INPUT DATA =>

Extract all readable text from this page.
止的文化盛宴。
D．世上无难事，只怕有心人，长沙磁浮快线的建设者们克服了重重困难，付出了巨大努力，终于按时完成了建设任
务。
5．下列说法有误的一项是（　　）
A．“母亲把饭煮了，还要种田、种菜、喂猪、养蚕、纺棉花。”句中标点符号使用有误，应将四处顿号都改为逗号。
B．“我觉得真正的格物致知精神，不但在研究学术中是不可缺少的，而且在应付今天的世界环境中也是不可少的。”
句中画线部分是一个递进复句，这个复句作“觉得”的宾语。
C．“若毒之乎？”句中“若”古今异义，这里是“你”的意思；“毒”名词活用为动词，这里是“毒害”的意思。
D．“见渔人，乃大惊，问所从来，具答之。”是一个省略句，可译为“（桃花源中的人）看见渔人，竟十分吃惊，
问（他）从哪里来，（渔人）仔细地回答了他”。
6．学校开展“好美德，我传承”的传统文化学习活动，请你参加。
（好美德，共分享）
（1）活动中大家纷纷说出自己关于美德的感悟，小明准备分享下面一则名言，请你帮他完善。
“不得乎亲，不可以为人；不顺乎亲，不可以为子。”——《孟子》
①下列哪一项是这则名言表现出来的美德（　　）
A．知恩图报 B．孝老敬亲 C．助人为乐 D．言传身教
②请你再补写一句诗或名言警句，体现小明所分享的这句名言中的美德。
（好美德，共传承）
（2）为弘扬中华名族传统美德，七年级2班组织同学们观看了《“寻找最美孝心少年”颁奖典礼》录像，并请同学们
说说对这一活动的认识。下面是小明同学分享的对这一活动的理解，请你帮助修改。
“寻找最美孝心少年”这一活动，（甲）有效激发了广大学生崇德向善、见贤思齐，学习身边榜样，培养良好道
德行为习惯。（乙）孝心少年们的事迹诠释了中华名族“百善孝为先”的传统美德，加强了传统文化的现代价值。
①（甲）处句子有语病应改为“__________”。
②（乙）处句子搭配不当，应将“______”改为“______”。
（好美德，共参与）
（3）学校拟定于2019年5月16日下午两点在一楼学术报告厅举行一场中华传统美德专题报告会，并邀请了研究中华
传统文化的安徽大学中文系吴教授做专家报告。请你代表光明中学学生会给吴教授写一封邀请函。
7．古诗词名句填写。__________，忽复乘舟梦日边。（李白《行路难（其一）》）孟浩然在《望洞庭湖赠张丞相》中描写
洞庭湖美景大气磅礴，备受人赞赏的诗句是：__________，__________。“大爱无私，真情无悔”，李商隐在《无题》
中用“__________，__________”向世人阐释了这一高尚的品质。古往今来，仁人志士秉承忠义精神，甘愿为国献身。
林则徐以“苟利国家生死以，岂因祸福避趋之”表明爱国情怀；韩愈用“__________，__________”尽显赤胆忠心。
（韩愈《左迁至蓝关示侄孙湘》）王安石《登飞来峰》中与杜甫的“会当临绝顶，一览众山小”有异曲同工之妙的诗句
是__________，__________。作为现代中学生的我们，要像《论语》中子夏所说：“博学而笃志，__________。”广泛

* * *

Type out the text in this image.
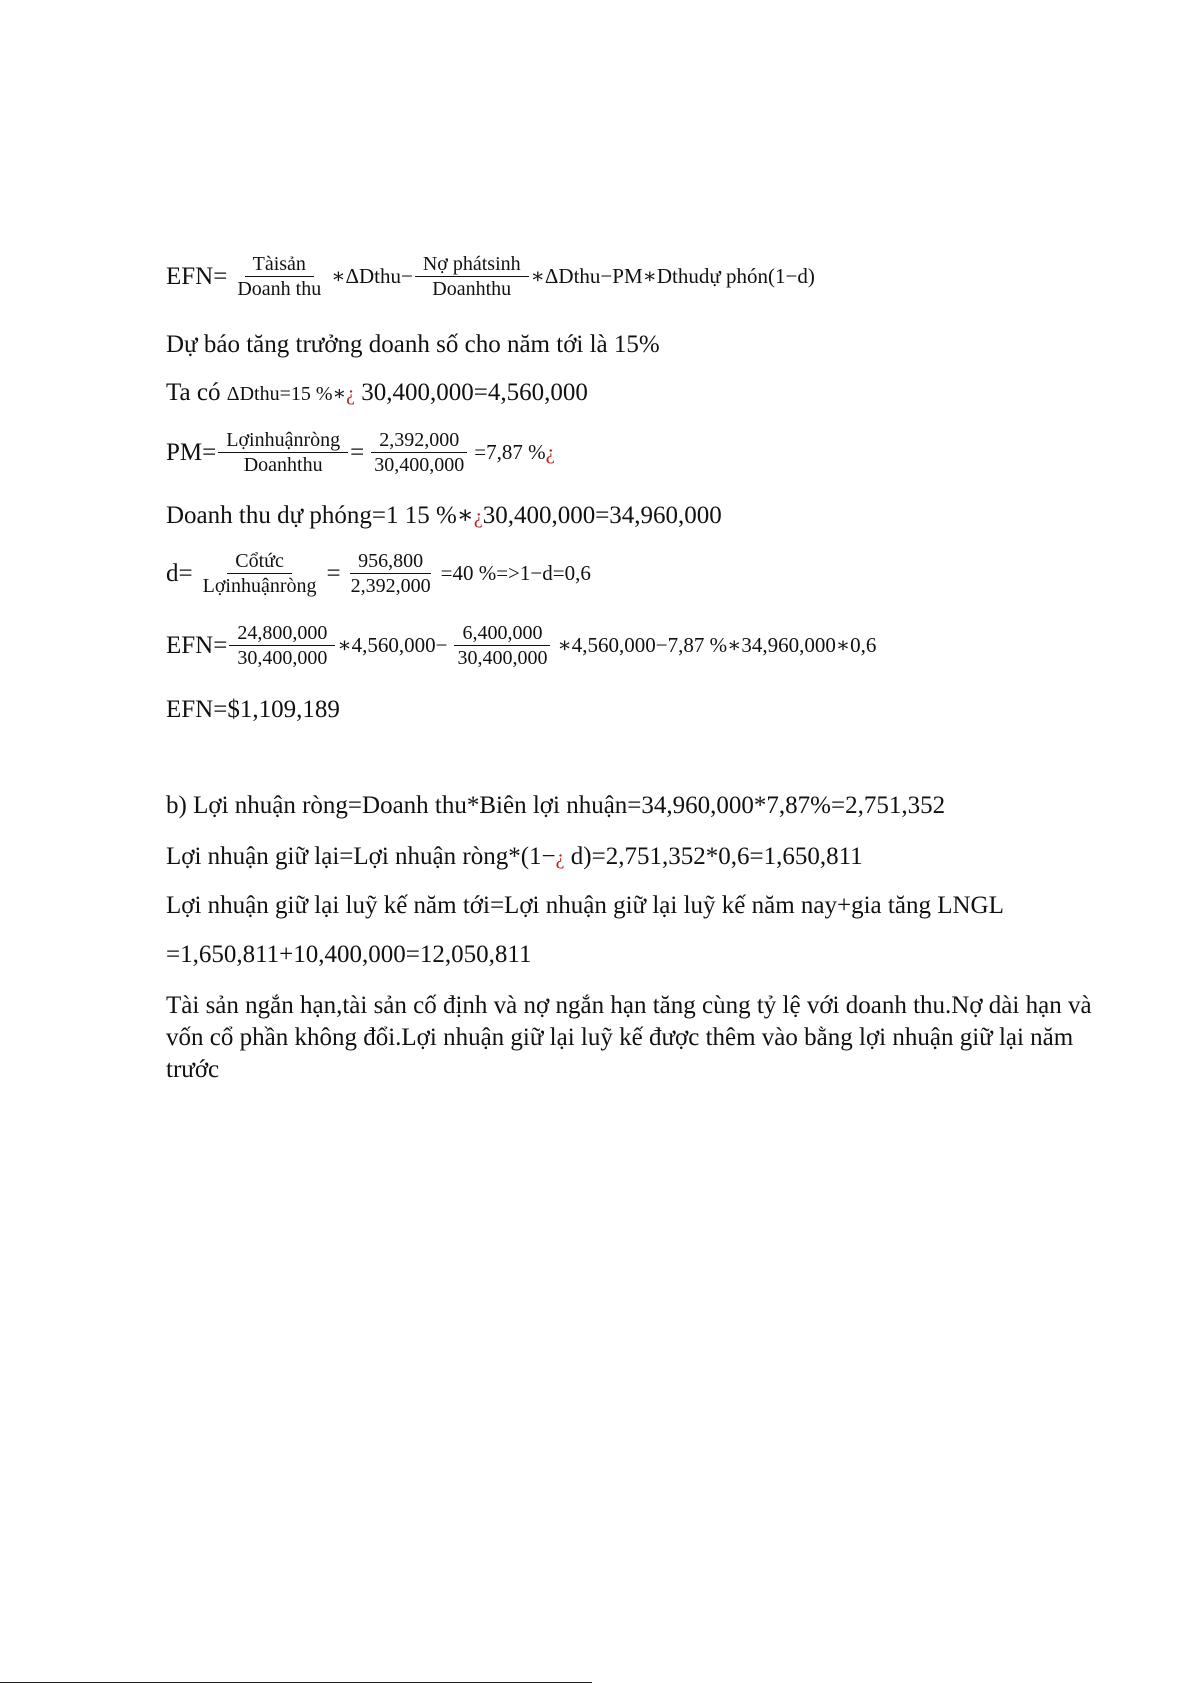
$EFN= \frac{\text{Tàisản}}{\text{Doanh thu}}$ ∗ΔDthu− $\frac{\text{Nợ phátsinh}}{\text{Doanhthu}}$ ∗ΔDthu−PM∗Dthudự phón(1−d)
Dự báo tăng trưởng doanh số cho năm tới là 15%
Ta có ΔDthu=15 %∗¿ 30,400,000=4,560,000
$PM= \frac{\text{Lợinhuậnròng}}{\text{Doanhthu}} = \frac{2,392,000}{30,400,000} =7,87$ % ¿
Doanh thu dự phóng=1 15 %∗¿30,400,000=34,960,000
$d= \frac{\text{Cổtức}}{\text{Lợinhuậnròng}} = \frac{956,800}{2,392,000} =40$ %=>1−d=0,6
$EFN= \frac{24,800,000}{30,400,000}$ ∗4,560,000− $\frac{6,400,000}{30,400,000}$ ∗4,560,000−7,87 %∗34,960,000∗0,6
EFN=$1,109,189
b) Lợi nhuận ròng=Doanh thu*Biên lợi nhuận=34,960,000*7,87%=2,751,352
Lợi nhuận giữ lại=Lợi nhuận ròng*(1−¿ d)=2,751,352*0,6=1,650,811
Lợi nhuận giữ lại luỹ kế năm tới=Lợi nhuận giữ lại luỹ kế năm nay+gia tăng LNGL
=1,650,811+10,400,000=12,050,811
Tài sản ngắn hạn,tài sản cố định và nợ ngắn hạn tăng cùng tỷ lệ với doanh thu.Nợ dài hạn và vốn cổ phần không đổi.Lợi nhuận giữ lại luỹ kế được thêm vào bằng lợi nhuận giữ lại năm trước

DIRECTION =>
Select every line of the material above holding the word "tăng" and copy it.

FINAL ANSWER =>
Dự báo tăng trưởng doanh số cho năm tới là 15%
Lợi nhuận giữ lại luỹ kế năm tới=Lợi nhuận giữ lại luỹ kế năm nay+gia tăng LNGL
Tài sản ngắn hạn,tài sản cố định và nợ ngắn hạn tăng cùng tỷ lệ với doanh thu.Nợ dài hạn và vốn cổ phần không đổi.Lợi nhuận giữ lại luỹ kế được thêm vào bằng lợi nhuận giữ lại năm trước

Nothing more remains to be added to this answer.